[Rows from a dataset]
* * * * * * *

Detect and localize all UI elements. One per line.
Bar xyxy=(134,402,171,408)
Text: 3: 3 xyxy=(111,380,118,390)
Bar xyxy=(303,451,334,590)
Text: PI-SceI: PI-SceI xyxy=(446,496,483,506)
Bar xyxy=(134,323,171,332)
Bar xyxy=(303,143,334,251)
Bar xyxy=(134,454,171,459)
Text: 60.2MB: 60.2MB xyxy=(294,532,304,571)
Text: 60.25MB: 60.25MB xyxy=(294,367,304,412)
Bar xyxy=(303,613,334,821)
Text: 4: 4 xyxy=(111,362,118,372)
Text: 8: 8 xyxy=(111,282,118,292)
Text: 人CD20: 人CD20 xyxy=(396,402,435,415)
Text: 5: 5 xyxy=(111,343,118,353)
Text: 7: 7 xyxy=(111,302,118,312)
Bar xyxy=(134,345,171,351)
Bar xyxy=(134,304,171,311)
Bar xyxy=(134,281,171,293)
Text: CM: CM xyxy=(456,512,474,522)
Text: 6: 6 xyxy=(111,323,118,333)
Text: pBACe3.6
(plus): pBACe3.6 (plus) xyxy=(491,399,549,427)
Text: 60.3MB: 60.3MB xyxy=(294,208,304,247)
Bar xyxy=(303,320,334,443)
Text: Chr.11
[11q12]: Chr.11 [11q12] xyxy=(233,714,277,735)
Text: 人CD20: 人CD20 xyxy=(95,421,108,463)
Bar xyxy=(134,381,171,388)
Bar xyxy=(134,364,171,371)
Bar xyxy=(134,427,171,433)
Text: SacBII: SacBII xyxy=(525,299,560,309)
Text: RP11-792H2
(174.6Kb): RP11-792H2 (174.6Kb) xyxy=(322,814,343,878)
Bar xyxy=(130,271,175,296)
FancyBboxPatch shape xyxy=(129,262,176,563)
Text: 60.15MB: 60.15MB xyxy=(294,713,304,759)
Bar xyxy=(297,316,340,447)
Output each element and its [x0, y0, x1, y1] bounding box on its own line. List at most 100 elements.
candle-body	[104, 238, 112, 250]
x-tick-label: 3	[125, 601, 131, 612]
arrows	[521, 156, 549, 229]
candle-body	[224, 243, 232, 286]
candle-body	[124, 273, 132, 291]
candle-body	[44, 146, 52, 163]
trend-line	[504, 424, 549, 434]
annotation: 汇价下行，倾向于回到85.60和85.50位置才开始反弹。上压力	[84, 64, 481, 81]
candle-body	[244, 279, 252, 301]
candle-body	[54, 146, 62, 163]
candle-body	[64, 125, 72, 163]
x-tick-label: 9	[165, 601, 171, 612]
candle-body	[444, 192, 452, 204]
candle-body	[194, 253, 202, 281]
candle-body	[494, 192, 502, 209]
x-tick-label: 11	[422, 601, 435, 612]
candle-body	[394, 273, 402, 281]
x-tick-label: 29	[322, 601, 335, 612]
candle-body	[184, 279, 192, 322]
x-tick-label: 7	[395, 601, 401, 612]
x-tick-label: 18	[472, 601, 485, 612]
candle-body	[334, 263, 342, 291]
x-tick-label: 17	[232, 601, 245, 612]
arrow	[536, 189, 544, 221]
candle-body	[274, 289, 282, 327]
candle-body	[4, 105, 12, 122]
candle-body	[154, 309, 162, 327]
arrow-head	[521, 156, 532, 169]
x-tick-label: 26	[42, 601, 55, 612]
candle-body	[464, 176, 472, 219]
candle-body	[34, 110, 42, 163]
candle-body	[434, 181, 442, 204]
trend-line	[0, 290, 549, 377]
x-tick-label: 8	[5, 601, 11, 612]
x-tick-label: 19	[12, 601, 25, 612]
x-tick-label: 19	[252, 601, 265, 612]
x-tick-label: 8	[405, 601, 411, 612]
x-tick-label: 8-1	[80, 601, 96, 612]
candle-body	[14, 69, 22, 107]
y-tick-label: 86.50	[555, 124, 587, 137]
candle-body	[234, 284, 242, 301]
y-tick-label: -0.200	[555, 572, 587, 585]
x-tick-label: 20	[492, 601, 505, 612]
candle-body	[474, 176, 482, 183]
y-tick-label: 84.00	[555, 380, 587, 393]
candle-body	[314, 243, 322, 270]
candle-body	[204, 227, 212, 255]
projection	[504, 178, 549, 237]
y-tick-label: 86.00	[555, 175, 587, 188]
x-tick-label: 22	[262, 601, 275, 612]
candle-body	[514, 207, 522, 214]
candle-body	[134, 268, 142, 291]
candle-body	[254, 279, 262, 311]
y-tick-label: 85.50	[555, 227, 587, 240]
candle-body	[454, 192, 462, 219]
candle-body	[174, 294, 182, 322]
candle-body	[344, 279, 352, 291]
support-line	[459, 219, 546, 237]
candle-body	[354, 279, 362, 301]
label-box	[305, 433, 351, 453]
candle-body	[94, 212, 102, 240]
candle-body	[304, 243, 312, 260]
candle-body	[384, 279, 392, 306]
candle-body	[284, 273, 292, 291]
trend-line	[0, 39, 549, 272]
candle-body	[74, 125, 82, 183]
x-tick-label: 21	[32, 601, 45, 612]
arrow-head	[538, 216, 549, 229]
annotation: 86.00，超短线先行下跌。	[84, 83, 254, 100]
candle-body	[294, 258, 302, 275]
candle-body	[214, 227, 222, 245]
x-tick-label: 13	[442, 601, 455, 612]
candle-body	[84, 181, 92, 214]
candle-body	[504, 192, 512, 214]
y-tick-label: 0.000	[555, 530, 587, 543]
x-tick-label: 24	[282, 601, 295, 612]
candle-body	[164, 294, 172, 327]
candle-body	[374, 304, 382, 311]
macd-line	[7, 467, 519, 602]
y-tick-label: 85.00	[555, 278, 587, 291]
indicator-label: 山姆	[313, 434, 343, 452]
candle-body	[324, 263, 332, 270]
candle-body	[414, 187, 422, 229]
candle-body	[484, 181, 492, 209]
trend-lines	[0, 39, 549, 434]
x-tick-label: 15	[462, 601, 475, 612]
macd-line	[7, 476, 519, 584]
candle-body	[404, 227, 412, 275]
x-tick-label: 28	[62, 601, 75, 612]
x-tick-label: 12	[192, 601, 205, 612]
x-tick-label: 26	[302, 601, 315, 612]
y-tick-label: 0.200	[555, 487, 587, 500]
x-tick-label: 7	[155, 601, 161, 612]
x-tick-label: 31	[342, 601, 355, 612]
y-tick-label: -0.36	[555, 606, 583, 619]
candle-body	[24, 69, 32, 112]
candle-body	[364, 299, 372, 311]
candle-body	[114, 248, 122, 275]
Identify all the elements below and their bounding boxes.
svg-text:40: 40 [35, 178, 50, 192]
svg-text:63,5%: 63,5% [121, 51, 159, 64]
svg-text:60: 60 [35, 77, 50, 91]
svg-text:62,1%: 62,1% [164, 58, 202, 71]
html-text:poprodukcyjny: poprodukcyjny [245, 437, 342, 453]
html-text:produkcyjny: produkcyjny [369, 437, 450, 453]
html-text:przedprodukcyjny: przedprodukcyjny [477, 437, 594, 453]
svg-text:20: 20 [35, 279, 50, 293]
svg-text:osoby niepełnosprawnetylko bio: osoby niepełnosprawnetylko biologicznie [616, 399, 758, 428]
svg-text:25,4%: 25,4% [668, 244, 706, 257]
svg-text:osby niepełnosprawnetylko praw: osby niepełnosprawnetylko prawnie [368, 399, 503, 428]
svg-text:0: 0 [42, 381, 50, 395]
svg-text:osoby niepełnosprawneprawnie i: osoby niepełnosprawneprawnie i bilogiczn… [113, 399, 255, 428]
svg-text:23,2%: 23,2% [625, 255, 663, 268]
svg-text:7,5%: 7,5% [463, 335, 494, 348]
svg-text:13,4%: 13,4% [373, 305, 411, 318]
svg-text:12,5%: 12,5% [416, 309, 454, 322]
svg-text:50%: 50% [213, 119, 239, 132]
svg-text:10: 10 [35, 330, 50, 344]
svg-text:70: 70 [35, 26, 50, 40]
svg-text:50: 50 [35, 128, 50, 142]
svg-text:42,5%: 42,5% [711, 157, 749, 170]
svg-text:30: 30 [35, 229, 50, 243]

* * * * * * *

Turn the rows into a numbered list, starting at the very beginning and ending at the line that contains "Bar xyxy=(303,613,334,821)", with that line included and any blank lines left out.

## EXERCISE SOLUTION
1. Detect and localize all UI elements. One per line.
2. Bar xyxy=(134,402,171,408)
3. Text: 3: 3 xyxy=(111,380,118,390)
4. Bar xyxy=(303,451,334,590)
5. Text: PI-SceI: PI-SceI xyxy=(446,496,483,506)
6. Bar xyxy=(134,323,171,332)
7. Bar xyxy=(303,143,334,251)
8. Bar xyxy=(134,454,171,459)
9. Text: 60.2MB: 60.2MB xyxy=(294,532,304,571)
10. Text: 60.25MB: 60.25MB xyxy=(294,367,304,412)
11. Bar xyxy=(303,613,334,821)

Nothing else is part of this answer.